Problem to solve »
Only the lines starting at the one that contains "Transcribe the text in this document." and running to the end should be repeated, exactly as written.

Records provided »

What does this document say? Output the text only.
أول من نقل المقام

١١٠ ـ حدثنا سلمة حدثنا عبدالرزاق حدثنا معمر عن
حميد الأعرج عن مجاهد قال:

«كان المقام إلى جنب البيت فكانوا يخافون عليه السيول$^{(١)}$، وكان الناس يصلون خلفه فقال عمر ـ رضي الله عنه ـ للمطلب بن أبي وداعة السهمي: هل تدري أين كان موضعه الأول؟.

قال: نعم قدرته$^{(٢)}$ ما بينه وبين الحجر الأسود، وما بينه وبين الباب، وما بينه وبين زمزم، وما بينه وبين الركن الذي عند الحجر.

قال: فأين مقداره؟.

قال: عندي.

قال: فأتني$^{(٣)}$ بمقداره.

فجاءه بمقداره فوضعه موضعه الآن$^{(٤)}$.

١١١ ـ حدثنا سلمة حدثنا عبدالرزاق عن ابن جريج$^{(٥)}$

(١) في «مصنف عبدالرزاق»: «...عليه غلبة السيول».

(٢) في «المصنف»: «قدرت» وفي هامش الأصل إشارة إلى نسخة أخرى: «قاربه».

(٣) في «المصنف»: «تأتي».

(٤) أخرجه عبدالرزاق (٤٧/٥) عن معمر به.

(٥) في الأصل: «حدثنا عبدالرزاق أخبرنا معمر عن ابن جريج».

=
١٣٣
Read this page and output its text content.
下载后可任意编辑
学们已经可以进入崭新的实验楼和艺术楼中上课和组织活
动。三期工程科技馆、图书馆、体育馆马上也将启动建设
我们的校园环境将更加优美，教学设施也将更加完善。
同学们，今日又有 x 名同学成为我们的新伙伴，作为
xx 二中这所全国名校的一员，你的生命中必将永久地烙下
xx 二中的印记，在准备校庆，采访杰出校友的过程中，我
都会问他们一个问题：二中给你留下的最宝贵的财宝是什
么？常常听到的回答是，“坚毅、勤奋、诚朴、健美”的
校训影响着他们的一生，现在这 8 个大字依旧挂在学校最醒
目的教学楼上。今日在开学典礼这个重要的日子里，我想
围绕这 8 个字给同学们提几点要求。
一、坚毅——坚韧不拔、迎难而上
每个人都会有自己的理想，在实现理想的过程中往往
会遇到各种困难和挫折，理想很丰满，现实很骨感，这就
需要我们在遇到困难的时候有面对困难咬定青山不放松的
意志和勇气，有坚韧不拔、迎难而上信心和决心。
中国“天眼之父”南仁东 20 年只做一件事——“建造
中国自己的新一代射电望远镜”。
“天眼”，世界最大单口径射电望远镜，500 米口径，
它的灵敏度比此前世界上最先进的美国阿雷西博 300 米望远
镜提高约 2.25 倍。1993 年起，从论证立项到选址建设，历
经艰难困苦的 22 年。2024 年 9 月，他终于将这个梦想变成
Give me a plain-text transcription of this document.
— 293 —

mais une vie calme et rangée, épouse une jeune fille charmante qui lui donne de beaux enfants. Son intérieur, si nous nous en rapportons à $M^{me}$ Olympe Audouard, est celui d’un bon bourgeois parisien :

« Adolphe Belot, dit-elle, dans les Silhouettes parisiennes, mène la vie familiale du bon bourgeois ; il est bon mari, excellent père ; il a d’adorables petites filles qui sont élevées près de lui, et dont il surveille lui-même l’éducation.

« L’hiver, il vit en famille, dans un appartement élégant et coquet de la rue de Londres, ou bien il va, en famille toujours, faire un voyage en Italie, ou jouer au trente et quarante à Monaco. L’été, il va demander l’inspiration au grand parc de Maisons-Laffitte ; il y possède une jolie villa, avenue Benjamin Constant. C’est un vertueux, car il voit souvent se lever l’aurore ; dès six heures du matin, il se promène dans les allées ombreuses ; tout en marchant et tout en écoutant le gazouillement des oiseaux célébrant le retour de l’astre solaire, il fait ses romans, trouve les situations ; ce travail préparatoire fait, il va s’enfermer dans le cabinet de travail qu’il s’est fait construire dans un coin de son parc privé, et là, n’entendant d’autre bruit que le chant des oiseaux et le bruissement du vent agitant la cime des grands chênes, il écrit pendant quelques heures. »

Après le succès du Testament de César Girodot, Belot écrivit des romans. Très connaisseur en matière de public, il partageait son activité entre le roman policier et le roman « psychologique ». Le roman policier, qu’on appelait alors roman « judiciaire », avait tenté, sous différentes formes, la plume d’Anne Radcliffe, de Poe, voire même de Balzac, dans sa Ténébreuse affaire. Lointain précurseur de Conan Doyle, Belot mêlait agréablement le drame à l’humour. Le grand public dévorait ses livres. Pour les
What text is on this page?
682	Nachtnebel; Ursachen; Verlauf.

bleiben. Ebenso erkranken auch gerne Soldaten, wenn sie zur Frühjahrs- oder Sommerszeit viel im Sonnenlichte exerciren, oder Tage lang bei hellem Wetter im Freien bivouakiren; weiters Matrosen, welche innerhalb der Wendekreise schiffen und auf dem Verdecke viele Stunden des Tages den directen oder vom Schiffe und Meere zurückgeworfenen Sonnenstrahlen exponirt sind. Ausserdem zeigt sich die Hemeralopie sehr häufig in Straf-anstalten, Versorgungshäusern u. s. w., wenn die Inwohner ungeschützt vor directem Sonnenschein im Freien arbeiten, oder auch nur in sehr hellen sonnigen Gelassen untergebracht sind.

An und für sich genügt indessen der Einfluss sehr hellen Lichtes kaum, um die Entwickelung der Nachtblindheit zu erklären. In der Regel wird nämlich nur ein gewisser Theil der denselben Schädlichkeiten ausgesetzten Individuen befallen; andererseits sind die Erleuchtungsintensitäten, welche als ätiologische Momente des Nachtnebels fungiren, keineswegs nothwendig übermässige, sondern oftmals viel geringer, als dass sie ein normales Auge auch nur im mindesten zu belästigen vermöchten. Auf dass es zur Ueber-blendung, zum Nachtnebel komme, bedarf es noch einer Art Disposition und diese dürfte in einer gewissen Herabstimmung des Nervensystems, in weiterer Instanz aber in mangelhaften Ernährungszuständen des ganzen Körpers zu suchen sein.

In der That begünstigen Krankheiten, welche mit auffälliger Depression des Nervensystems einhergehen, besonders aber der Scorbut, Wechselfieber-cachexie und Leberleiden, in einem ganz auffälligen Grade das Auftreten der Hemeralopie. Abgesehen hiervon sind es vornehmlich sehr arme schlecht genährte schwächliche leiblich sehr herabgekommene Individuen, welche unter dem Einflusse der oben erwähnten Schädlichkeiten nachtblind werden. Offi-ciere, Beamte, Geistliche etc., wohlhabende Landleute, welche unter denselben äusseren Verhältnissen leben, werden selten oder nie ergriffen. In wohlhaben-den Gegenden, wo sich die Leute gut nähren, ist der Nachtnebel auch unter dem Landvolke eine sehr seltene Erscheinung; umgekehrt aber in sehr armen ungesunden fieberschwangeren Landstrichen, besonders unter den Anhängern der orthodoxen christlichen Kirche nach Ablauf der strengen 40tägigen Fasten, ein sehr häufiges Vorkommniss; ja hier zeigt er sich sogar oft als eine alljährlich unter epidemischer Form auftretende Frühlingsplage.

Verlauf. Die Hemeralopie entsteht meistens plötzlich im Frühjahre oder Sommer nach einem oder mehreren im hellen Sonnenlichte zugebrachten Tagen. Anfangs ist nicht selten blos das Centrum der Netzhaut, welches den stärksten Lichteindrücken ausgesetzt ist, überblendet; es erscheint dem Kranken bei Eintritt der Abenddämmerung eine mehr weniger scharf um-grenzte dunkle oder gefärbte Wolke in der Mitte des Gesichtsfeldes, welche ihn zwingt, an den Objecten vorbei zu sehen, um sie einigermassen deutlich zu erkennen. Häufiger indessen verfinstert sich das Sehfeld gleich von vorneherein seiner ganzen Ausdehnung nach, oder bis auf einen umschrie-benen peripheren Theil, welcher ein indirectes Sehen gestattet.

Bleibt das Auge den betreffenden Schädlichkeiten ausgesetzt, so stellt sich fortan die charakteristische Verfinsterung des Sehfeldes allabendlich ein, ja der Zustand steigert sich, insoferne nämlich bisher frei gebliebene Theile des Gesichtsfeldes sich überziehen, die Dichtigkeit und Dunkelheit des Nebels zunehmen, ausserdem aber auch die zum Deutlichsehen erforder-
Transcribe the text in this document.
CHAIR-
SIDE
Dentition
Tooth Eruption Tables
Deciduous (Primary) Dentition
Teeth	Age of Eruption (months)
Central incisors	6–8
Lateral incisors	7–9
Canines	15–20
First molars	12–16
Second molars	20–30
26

Exercise answer »
Transcribe the text in this document.
CHAIR-
SIDE
Dentition
Tooth Eruption Tables
Deciduous (Primary) Dentition
Teeth	Age of Eruption (months)
Central incisors	6–8
Lateral incisors	7–9
Canines	15–20
First molars	12–16
Second molars	20–30
26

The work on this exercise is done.